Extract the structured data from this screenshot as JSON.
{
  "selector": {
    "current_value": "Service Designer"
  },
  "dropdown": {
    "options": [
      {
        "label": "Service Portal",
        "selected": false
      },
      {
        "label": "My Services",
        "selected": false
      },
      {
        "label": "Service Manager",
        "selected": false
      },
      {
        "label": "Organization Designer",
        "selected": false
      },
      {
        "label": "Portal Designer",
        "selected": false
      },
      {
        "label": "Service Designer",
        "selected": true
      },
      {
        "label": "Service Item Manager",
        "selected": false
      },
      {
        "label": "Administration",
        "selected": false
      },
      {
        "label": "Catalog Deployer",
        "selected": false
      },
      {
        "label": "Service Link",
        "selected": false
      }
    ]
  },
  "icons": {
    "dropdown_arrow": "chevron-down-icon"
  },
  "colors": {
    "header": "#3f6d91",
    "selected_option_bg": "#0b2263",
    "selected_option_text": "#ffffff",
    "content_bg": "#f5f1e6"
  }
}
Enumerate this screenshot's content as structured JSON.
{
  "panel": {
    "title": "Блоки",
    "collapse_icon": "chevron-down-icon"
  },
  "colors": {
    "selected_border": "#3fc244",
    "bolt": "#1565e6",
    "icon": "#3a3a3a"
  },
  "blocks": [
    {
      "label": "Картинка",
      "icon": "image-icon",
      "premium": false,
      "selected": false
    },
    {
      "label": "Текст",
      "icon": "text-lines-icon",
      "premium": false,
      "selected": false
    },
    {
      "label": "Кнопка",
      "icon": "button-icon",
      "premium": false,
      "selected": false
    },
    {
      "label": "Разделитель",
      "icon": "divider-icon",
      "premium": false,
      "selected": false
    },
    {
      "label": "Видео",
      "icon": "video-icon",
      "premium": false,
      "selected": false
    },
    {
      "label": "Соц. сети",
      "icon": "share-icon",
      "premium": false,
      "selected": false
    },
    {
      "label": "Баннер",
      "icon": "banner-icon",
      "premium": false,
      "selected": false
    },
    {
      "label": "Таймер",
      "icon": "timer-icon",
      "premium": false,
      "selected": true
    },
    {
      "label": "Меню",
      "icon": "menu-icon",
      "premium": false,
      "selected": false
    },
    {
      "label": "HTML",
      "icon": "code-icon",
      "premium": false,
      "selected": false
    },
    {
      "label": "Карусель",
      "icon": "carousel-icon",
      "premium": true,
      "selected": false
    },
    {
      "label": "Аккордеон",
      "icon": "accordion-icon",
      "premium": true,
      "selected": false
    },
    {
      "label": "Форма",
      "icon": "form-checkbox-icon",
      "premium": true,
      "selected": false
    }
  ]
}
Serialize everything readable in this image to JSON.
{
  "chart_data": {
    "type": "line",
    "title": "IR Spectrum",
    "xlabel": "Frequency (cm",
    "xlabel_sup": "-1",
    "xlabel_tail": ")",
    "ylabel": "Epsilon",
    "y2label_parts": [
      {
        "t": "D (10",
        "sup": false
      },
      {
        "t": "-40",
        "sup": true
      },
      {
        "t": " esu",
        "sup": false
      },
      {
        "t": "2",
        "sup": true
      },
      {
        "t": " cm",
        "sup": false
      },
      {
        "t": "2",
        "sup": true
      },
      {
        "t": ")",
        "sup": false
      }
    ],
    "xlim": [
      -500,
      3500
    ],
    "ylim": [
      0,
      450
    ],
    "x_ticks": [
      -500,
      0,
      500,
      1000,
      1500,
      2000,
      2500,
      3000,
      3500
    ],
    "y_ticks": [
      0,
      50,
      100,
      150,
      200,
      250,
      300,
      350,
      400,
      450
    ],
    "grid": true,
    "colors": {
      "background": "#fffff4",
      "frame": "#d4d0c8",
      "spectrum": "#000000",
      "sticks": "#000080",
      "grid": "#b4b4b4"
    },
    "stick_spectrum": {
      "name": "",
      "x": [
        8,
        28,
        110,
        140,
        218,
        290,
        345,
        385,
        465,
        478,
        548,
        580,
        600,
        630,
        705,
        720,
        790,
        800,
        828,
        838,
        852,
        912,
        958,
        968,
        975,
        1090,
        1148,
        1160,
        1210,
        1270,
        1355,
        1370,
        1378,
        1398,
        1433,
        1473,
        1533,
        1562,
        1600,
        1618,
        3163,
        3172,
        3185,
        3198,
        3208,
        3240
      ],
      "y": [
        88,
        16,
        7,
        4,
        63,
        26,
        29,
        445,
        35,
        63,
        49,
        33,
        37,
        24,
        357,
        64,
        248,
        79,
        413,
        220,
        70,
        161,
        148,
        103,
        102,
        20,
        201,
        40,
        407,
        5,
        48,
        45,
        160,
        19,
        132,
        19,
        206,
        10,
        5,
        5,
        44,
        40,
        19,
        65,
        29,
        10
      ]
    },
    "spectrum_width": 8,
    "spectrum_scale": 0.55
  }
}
+ + +
Exercise directions: Write out every entry again exactly, please, with nothing missing.

Exercise response:
Extract the structured data from this screenshot as JSON.
{
  "selector": {
    "current_value": "Service Designer"
  },
  "dropdown": {
    "options": [
      {
        "label": "Service Portal",
        "selected": false
      },
      {
        "label": "My Services",
        "selected": false
      },
      {
        "label": "Service Manager",
        "selected": false
      },
      {
        "label": "Organization Designer",
        "selected": false
      },
      {
        "label": "Portal Designer",
        "selected": false
      },
      {
        "label": "Service Designer",
        "selected": true
      },
      {
        "label": "Service Item Manager",
        "selected": false
      },
      {
        "label": "Administration",
        "selected": false
      },
      {
        "label": "Catalog Deployer",
        "selected": false
      },
      {
        "label": "Service Link",
        "selected": false
      }
    ]
  },
  "icons": {
    "dropdown_arrow": "chevron-down-icon"
  },
  "colors": {
    "header": "#3f6d91",
    "selected_option_bg": "#0b2263",
    "selected_option_text": "#ffffff",
    "content_bg": "#f5f1e6"
  }
}
Enumerate this screenshot's content as structured JSON.
{
  "panel": {
    "title": "Блоки",
    "collapse_icon": "chevron-down-icon"
  },
  "colors": {
    "selected_border": "#3fc244",
    "bolt": "#1565e6",
    "icon": "#3a3a3a"
  },
  "blocks": [
    {
      "label": "Картинка",
      "icon": "image-icon",
      "premium": false,
      "selected": false
    },
    {
      "label": "Текст",
      "icon": "text-lines-icon",
      "premium": false,
      "selected": false
    },
    {
      "label": "Кнопка",
      "icon": "button-icon",
      "premium": false,
      "selected": false
    },
    {
      "label": "Разделитель",
      "icon": "divider-icon",
      "premium": false,
      "selected": false
    },
    {
      "label": "Видео",
      "icon": "video-icon",
      "premium": false,
      "selected": false
    },
    {
      "label": "Соц. сети",
      "icon": "share-icon",
      "premium": false,
      "selected": false
    },
    {
      "label": "Баннер",
      "icon": "banner-icon",
      "premium": false,
      "selected": false
    },
    {
      "label": "Таймер",
      "icon": "timer-icon",
      "premium": false,
      "selected": true
    },
    {
      "label": "Меню",
      "icon": "menu-icon",
      "premium": false,
      "selected": false
    },
    {
      "label": "HTML",
      "icon": "code-icon",
      "premium": false,
      "selected": false
    },
    {
      "label": "Карусель",
      "icon": "carousel-icon",
      "premium": true,
      "selected": false
    },
    {
      "label": "Аккордеон",
      "icon": "accordion-icon",
      "premium": true,
      "selected": false
    },
    {
      "label": "Форма",
      "icon": "form-checkbox-icon",
      "premium": true,
      "selected": false
    }
  ]
}
Serialize everything readable in this image to JSON.
{
  "chart_data": {
    "type": "line",
    "title": "IR Spectrum",
    "xlabel": "Frequency (cm",
    "xlabel_sup": "-1",
    "xlabel_tail": ")",
    "ylabel": "Epsilon",
    "y2label_parts": [
      {
        "t": "D (10",
        "sup": false
      },
      {
        "t": "-40",
        "sup": true
      },
      {
        "t": " esu",
        "sup": false
      },
      {
        "t": "2",
        "sup": true
      },
      {
        "t": " cm",
        "sup": false
      },
      {
        "t": "2",
        "sup": true
      },
      {
        "t": ")",
        "sup": false
      }
    ],
    "xlim": [
      -500,
      3500
    ],
    "ylim": [
      0,
      450
    ],
    "x_ticks": [
      -500,
      0,
      500,
      1000,
      1500,
      2000,
      2500,
      3000,
      3500
    ],
    "y_ticks": [
      0,
      50,
      100,
      150,
      200,
      250,
      300,
      350,
      400,
      450
    ],
    "grid": true,
    "colors": {
      "background": "#fffff4",
      "frame": "#d4d0c8",
      "spectrum": "#000000",
      "sticks": "#000080",
      "grid": "#b4b4b4"
    },
    "stick_spectrum": {
      "name": "",
      "x": [
        8,
        28,
        110,
        140,
        218,
        290,
        345,
        385,
        465,
        478,
        548,
        580,
        600,
        630,
        705,
        720,
        790,
        800,
        828,
        838,
        852,
        912,
        958,
        968,
        975,
        1090,
        1148,
        1160,
        1210,
        1270,
        1355,
        1370,
        1378,
        1398,
        1433,
        1473,
        1533,
        1562,
        1600,
        1618,
        3163,
        3172,
        3185,
        3198,
        3208,
        3240
      ],
      "y": [
        88,
        16,
        7,
        4,
        63,
        26,
        29,
        445,
        35,
        63,
        49,
        33,
        37,
        24,
        357,
        64,
        248,
        79,
        413,
        220,
        70,
        161,
        148,
        103,
        102,
        20,
        201,
        40,
        407,
        5,
        48,
        45,
        160,
        19,
        132,
        19,
        206,
        10,
        5,
        5,
        44,
        40,
        19,
        65,
        29,
        10
      ]
    },
    "spectrum_width": 8,
    "spectrum_scale": 0.55
  }
}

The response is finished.